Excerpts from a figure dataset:
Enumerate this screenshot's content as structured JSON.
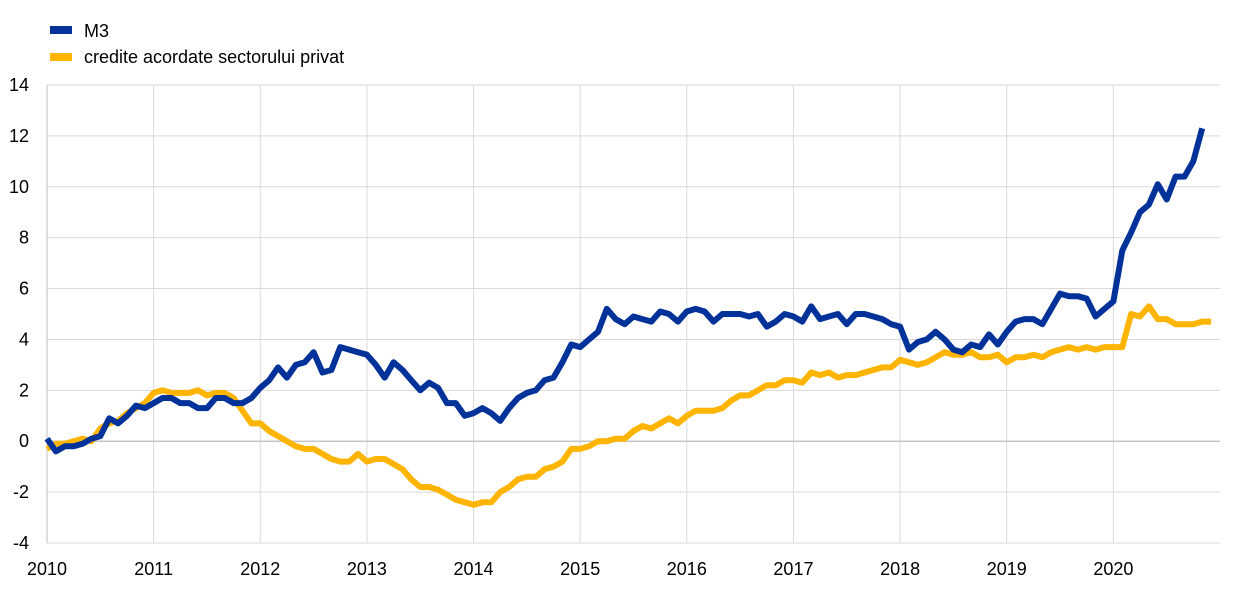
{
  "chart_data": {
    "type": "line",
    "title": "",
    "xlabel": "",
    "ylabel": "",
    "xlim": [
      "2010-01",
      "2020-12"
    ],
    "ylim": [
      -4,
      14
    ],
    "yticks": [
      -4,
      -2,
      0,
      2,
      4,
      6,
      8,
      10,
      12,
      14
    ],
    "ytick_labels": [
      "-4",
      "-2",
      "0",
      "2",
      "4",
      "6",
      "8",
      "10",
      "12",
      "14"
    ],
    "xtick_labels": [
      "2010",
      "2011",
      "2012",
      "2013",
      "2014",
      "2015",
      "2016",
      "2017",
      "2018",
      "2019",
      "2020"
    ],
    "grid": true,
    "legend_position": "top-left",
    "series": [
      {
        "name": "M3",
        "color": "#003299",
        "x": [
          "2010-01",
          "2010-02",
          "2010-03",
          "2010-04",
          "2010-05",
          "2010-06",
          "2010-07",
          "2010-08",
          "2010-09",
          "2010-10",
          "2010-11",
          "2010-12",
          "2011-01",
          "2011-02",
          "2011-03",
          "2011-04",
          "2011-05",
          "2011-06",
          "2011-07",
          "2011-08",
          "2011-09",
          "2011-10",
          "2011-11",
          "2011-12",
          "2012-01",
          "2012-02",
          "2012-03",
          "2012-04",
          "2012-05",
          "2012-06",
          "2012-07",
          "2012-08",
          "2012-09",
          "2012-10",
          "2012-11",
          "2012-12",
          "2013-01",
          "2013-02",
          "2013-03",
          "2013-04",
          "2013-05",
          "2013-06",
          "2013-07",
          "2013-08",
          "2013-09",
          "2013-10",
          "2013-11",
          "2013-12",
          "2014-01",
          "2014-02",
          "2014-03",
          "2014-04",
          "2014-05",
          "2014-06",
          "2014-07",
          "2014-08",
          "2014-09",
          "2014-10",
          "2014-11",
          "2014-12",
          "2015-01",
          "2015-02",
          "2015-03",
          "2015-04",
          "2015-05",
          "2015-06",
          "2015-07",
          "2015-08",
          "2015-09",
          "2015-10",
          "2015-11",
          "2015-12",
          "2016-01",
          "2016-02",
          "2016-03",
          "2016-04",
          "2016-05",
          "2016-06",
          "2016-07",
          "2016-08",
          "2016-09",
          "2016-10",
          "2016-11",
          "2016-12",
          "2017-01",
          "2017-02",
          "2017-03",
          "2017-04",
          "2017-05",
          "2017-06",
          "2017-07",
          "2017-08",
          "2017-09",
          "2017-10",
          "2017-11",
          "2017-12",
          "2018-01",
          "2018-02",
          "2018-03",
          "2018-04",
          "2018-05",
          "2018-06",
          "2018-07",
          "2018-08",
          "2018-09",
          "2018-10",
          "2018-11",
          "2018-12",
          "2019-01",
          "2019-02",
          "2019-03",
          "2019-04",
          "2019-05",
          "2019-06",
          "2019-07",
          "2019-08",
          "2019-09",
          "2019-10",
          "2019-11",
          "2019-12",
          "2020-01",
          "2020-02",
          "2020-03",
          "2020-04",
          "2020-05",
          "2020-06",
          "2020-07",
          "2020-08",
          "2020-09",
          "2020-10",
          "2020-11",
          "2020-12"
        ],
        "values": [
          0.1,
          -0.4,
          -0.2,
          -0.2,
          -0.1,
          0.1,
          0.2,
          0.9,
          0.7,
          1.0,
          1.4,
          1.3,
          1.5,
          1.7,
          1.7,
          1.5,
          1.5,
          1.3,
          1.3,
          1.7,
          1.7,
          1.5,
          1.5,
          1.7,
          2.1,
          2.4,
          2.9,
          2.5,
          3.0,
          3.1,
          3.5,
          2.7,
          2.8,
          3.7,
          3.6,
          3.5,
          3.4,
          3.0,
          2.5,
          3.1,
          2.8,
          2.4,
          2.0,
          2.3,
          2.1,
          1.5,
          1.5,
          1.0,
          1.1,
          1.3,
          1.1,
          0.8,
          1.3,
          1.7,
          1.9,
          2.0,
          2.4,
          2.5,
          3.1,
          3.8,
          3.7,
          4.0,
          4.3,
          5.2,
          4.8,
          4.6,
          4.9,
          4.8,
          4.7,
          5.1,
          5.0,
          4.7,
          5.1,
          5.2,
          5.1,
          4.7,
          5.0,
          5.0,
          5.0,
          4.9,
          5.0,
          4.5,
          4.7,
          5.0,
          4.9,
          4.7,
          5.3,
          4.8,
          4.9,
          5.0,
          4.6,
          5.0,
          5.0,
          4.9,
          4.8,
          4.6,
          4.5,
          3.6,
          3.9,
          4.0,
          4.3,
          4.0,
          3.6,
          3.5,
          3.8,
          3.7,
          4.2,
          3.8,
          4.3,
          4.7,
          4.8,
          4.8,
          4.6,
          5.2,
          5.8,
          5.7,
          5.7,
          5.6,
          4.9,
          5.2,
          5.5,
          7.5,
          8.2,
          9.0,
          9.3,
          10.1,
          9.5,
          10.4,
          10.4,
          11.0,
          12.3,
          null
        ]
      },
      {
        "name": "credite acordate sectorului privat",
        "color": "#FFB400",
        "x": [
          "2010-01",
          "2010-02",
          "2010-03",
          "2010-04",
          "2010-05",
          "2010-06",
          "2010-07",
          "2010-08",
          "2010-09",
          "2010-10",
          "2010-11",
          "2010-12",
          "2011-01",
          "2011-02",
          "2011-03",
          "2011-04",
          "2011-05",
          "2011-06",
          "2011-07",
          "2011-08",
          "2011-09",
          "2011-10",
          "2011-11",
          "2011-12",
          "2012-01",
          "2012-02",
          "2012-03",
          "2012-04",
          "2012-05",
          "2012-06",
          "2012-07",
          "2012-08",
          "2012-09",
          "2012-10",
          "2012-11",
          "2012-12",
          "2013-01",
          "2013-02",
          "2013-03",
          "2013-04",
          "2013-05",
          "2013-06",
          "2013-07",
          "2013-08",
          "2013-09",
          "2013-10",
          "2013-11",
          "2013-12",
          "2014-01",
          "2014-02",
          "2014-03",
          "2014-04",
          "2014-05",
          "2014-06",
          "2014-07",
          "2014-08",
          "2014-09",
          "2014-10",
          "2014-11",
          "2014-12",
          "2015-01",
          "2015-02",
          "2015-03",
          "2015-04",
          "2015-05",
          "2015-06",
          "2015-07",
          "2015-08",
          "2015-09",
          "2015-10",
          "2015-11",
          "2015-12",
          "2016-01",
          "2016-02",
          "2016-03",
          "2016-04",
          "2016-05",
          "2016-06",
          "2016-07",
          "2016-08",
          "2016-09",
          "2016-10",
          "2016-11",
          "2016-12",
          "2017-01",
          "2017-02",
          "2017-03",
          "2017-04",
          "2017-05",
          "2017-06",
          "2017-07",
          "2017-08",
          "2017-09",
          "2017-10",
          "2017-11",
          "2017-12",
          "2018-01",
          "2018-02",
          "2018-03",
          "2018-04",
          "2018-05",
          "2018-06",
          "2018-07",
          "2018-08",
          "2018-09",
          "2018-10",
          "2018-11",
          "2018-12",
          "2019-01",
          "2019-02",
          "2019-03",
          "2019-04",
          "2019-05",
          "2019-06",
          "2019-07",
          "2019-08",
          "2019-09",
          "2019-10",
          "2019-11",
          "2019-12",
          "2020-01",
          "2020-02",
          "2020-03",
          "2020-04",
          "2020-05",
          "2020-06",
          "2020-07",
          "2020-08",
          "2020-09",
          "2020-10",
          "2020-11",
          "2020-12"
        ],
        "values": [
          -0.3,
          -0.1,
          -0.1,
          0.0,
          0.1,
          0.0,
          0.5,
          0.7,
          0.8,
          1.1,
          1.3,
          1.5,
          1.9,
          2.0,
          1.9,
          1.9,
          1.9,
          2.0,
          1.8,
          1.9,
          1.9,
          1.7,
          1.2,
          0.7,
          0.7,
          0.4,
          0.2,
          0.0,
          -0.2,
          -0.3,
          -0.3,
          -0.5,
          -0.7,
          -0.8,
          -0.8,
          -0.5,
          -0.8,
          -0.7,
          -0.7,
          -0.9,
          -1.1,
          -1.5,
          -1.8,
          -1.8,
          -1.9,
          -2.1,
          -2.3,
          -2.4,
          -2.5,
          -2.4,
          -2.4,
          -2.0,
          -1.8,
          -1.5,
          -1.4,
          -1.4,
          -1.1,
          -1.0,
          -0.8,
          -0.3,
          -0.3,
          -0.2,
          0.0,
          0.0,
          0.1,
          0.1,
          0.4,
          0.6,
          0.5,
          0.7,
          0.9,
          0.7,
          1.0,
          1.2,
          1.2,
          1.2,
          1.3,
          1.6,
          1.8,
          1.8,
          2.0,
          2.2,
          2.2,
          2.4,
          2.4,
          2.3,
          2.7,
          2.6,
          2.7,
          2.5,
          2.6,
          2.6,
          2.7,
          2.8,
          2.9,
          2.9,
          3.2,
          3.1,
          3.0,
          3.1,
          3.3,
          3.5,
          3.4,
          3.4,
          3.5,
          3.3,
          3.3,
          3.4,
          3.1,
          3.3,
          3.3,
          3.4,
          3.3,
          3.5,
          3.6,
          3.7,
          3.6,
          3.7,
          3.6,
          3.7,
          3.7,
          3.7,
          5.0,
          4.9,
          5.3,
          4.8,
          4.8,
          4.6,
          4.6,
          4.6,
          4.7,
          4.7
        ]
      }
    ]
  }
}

## Problem requirements
Check each line above for the string "name", then copy the ones that have it.

## Task response
        "name": "M3",
        "name": "credite acordate sectorului privat",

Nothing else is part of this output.